> **SHORT PROBLEM**: Convert the rows starting at the line containing "Identify all the" and ending at the line containing "video-caption[interactable]: Czad - ukryty" into a two-column CSV with the headers instruction and response, one CSV line per row. Put each row's text and its answer in a single quoted field each, with line breaks turned into spaces, and omit the picture.

> **GIVEN RECORDS**:
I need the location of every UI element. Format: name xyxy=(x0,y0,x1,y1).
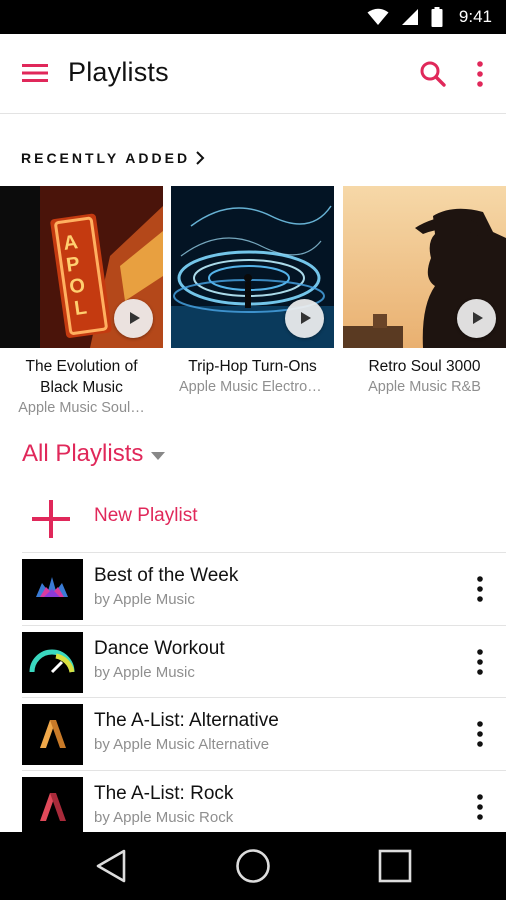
...
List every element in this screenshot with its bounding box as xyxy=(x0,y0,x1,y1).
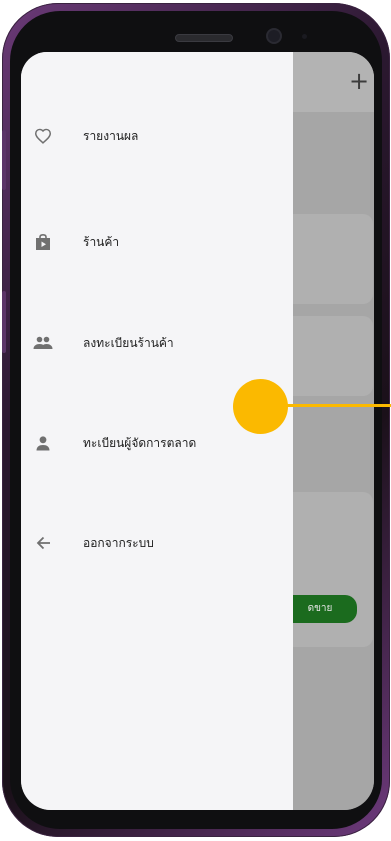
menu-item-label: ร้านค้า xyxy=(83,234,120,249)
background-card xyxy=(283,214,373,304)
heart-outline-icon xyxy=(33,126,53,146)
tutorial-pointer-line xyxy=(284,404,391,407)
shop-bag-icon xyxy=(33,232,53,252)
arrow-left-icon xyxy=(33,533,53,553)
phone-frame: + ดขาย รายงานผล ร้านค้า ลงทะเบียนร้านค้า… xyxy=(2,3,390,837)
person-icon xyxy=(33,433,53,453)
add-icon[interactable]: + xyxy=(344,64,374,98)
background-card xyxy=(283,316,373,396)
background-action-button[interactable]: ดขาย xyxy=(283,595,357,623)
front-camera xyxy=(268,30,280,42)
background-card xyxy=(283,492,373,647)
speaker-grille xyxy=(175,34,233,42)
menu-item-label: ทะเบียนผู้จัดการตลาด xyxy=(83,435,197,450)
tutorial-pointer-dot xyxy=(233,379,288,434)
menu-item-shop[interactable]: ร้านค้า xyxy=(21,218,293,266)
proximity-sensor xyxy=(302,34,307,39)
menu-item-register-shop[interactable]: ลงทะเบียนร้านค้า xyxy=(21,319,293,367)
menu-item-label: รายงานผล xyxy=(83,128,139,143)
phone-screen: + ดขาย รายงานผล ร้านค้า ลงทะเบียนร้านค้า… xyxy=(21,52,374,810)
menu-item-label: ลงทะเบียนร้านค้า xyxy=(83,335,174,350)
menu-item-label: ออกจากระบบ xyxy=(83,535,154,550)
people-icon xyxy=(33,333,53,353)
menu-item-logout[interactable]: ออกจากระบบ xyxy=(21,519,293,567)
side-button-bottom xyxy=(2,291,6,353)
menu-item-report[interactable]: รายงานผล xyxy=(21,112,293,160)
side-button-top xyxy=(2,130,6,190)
* * *
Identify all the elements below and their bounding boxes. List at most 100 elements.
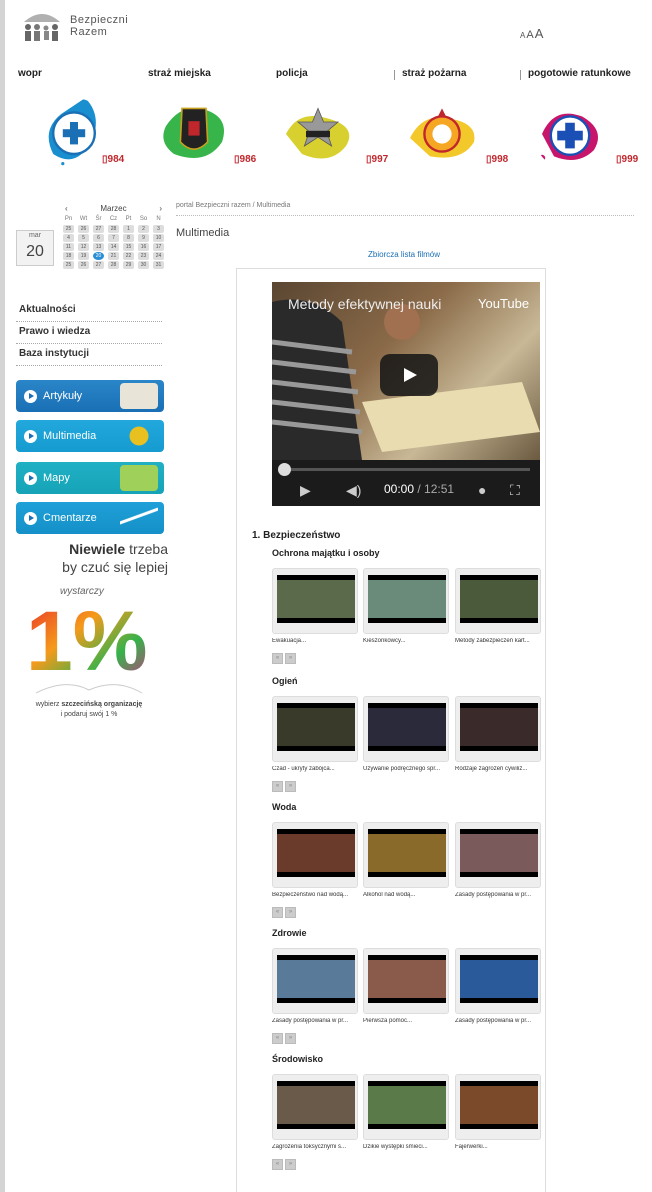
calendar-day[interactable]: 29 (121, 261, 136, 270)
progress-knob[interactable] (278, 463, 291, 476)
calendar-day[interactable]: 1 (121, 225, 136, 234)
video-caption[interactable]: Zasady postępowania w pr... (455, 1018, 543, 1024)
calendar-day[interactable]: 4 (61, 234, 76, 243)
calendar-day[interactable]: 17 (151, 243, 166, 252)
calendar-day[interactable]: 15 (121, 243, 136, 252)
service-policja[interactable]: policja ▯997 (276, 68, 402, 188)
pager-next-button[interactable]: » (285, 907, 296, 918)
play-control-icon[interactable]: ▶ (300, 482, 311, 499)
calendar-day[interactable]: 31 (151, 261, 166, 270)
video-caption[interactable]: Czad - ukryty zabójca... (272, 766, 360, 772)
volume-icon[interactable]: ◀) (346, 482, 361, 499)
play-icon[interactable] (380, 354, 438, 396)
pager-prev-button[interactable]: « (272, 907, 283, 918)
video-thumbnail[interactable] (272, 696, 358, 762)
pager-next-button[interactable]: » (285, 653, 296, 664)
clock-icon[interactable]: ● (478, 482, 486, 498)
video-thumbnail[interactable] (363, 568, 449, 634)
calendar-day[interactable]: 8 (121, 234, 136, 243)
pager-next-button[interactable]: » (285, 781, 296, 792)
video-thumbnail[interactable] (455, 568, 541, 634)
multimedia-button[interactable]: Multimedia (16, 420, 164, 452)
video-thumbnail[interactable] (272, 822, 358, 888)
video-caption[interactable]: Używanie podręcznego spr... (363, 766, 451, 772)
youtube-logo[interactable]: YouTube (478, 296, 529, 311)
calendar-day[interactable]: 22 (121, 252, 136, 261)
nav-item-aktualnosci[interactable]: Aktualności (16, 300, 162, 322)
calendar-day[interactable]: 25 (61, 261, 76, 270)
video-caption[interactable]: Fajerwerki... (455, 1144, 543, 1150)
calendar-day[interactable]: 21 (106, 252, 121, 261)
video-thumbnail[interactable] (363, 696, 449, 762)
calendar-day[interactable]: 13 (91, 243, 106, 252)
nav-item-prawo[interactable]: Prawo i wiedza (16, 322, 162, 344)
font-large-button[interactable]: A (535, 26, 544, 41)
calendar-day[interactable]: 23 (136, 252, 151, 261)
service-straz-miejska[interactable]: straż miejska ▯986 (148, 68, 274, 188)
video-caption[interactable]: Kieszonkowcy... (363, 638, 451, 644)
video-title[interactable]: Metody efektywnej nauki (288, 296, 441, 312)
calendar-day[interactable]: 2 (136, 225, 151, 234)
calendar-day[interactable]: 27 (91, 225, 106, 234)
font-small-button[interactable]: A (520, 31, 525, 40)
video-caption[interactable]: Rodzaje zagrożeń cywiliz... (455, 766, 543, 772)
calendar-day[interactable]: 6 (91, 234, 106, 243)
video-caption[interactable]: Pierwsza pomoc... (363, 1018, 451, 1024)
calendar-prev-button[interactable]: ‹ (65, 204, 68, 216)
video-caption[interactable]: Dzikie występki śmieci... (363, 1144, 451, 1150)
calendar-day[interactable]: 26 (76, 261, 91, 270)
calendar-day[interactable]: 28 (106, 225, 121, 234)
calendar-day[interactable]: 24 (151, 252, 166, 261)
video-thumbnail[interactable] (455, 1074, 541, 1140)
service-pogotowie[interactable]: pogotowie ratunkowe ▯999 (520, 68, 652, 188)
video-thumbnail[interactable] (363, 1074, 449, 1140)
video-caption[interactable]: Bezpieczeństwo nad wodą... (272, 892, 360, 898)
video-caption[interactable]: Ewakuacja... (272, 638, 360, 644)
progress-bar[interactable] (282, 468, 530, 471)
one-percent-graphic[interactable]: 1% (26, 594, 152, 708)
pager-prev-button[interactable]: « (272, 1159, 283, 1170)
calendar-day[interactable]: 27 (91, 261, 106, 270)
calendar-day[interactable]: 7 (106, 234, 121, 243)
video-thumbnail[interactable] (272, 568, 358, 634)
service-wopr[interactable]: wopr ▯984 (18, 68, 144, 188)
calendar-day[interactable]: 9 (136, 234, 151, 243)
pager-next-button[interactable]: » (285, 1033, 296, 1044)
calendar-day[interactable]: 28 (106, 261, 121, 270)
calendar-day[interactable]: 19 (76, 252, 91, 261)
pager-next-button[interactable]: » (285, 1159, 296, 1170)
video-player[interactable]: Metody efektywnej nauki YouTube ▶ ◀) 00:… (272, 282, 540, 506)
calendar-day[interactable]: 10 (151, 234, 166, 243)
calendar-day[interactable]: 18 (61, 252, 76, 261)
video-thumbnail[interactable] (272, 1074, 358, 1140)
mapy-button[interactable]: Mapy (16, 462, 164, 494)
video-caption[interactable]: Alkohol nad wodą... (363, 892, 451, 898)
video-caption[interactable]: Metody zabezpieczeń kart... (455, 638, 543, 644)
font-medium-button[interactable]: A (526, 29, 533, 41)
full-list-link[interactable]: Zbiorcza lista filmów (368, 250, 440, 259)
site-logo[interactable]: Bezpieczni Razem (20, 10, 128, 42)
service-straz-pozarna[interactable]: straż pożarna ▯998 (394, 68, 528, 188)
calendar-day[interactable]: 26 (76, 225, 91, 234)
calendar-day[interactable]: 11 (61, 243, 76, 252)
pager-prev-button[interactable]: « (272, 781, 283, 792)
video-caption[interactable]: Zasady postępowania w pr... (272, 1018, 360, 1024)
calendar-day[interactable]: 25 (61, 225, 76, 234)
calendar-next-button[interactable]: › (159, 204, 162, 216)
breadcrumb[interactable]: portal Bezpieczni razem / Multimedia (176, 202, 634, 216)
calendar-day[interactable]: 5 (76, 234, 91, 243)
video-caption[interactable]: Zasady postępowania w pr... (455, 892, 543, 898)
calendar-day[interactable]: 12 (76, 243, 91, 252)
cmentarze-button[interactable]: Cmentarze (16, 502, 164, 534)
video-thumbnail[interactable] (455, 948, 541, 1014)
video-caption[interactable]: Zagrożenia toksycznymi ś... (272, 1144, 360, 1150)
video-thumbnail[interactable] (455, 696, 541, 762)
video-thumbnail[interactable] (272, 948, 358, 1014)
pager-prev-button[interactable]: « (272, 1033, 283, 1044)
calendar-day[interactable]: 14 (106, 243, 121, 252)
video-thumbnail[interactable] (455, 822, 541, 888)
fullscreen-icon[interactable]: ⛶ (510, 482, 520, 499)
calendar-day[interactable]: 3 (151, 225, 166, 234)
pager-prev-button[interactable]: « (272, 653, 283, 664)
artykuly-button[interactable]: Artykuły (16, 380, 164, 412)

> **REPLY TO THE TASK**:
instruction,response
"Identify all the elements below and their bounding boxes. List at most 100 elements.","calendar-day[interactable]: 29 (121, 261, 136, 270) progress-knob[interactable] (278, 463, 291, 476) calendar-day[interactable]: 1 (121, 225, 136, 234) video-caption[interactable]: Zasady postępowania w pr... (455, 1018, 543, 1024) calendar-day[interactable]: 4 (61, 234, 76, 243) calendar-day[interactable]: 17 (151, 243, 166, 252) calendar-day[interactable]: 15 (121, 243, 136, 252) service-policja[interactable]: policja ▯997 (276, 68, 402, 188) pager-next-button[interactable]: » (285, 907, 296, 918) play-control-icon[interactable]: ▶ (300, 482, 311, 499) calendar-day[interactable]: 31 (151, 261, 166, 270) video-caption[interactable]: Czad - ukryty zabójca... (272, 766, 360, 772)"